— Stored data —
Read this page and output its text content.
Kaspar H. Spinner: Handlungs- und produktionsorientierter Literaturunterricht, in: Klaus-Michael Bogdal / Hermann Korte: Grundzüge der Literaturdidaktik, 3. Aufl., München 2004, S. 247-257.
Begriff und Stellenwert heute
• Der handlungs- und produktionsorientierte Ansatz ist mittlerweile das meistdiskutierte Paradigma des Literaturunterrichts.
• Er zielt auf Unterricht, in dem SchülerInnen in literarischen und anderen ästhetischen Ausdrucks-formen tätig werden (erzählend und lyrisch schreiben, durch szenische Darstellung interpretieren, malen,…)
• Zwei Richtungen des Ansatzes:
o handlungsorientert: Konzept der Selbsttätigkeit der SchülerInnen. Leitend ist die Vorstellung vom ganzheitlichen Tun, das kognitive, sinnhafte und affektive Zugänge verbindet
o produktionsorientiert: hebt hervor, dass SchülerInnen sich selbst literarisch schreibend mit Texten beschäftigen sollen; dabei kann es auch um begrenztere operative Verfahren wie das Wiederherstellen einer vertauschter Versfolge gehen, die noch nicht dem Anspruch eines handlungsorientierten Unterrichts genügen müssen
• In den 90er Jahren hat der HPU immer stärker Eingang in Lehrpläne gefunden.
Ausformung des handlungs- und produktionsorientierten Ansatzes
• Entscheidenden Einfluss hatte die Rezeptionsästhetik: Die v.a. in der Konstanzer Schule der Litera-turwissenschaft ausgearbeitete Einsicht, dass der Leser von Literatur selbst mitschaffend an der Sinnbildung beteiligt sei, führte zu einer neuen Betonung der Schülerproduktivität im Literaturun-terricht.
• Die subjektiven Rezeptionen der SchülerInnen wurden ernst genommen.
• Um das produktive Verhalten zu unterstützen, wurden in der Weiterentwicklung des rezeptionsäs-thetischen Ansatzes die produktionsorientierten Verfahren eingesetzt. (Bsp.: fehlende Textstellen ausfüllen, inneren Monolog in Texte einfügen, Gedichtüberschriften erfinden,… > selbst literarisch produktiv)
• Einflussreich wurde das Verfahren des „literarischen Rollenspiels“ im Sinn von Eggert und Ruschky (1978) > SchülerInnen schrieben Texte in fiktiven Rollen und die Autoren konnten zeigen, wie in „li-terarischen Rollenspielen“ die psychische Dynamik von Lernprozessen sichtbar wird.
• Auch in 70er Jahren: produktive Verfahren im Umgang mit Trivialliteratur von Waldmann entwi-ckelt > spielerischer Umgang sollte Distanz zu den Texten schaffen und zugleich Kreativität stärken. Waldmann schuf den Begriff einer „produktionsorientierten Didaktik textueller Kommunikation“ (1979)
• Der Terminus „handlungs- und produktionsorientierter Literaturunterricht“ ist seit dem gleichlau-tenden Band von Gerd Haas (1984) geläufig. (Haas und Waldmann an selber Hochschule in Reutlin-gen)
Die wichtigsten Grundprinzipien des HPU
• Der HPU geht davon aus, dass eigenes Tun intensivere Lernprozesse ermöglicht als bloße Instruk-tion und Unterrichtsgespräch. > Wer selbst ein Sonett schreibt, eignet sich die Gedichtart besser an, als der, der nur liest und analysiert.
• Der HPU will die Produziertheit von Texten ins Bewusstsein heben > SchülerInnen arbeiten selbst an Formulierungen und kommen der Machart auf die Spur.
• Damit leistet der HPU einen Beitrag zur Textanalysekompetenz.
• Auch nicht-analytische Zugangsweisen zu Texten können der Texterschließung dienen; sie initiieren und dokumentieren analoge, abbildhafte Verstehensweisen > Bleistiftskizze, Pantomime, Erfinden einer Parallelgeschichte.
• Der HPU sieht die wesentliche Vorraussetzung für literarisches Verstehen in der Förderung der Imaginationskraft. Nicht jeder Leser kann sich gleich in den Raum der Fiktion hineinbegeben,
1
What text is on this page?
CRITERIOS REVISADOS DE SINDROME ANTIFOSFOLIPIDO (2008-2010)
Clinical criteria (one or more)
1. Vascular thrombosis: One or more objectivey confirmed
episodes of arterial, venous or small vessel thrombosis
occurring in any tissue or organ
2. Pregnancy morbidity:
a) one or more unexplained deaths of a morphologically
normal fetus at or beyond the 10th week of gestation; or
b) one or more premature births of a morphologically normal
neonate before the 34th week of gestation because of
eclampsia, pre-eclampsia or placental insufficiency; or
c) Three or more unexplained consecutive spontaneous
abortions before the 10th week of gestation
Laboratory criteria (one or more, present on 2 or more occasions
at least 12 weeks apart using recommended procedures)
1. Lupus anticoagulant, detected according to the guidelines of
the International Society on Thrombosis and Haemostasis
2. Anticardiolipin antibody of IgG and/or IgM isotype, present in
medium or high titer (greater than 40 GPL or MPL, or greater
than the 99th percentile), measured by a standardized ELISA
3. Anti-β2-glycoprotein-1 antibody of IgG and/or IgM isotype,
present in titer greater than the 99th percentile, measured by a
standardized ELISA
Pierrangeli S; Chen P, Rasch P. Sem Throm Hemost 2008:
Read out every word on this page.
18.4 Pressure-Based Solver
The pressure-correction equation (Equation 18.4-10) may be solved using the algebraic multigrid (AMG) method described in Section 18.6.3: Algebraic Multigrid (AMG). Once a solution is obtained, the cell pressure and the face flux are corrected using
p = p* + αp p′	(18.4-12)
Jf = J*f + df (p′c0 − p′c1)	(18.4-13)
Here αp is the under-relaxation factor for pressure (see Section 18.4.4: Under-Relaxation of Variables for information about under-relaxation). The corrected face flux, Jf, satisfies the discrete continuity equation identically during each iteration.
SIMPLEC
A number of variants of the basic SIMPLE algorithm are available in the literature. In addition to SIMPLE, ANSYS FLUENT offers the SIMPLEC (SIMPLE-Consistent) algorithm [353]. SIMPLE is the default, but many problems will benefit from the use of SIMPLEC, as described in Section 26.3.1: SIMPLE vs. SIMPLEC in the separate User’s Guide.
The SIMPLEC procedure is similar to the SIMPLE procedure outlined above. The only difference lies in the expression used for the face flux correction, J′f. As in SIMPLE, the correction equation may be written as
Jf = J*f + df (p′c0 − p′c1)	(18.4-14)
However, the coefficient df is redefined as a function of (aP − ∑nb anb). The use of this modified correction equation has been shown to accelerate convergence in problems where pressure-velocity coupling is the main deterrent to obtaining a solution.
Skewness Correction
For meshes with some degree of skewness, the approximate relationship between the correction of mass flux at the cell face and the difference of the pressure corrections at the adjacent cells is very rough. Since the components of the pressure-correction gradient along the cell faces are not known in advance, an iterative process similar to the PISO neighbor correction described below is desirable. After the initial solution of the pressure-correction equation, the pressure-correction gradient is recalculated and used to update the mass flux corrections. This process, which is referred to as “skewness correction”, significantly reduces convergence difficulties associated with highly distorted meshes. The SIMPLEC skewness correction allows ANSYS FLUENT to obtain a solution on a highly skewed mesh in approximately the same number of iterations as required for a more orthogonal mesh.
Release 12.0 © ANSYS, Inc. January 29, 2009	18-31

— Task brief —
State the number of lines in these entries that include the string "antibody". Provide nothing beyond that number.

— Task answer —
2